Find every line with the word "today" and give their count, nothing else.

* _Extracted material_:
---

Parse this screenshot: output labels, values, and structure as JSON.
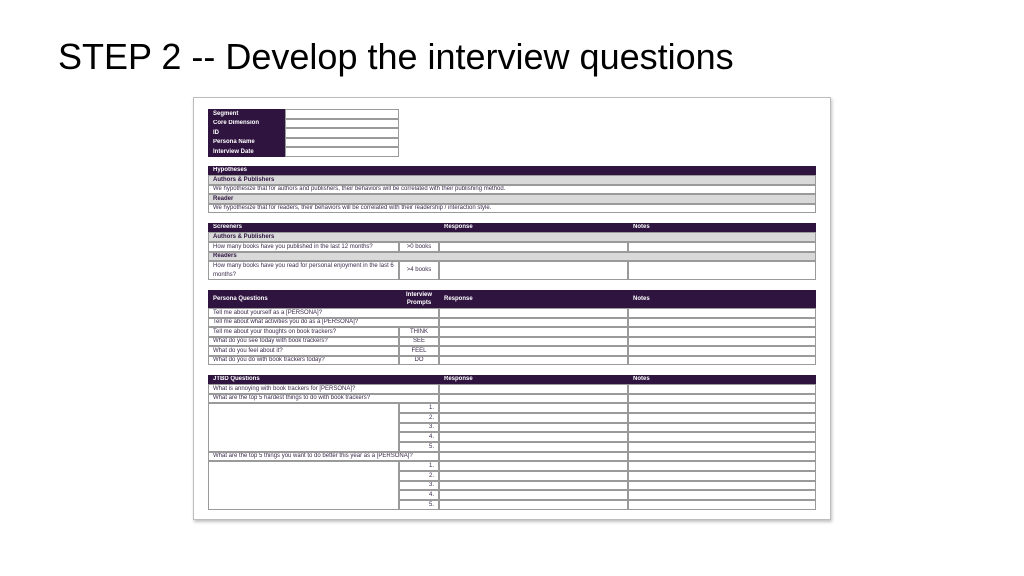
{
  "slide": {
    "title": "STEP 2 -- Develop the interview questions"
  },
  "info": {
    "labels": [
      "Segment",
      "Core Dimension",
      "ID",
      "Persona Name",
      "Interview Date"
    ]
  },
  "hypotheses": {
    "header": "Hypotheses",
    "groups": [
      {
        "label": "Authors & Publishers",
        "text": "We hypothesize that for authors and publishers, their behaviors will be correlated with their publishing method."
      },
      {
        "label": "Reader",
        "text": "We hypothesize that for readers, their behaviors will be correlated with their readership / interaction style."
      }
    ]
  },
  "screeners": {
    "header": "Screeners",
    "response": "Response",
    "notes": "Notes",
    "groups": [
      {
        "label": "Authors & Publishers",
        "question": "How many books have you published in the last 12 months?",
        "criteria": ">0 books"
      },
      {
        "label": "Readers",
        "question": "How many books have you read for personal enjoyment in the last 6 months?",
        "criteria": ">4 books"
      }
    ]
  },
  "persona": {
    "header": "Persona Questions",
    "prompts": "Interview Prompts",
    "response": "Response",
    "notes": "Notes",
    "rows": [
      {
        "q": "Tell me about yourself as a [PERSONA]?",
        "p": ""
      },
      {
        "q": "Tell me about what activities you do as a [PERSONA]?",
        "p": ""
      },
      {
        "q": "Tell me about your thoughts on book trackers?",
        "p": "THINK"
      },
      {
        "q": "What do you see today with book trackers?",
        "p": "SEE"
      },
      {
        "q": "What do you feel about it?",
        "p": "FEEL"
      },
      {
        "q": "What do you do with book trackers today?",
        "p": "DO"
      }
    ]
  },
  "jtbd": {
    "header": "JTBD Questions",
    "response": "Response",
    "notes": "Notes",
    "q1": "What is annoying with book trackers for [PERSONA]?",
    "q2": "What are the top 5 hardest things to do with book trackers?",
    "q3": "What are the top 5 things you want to do better this year as a [PERSONA]?",
    "numbers": [
      "1.",
      "2.",
      "3.",
      "4.",
      "5."
    ]
  }
}
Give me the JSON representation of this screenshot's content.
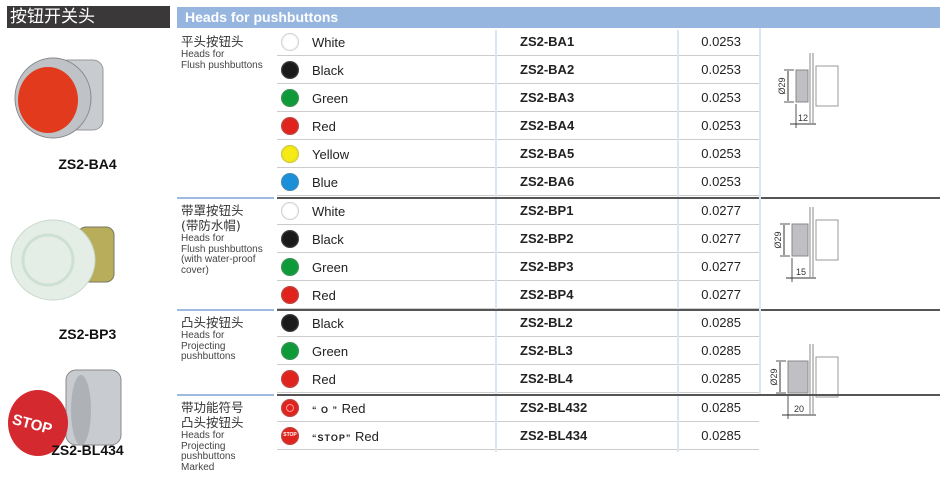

---

* _Answer to the task_: 2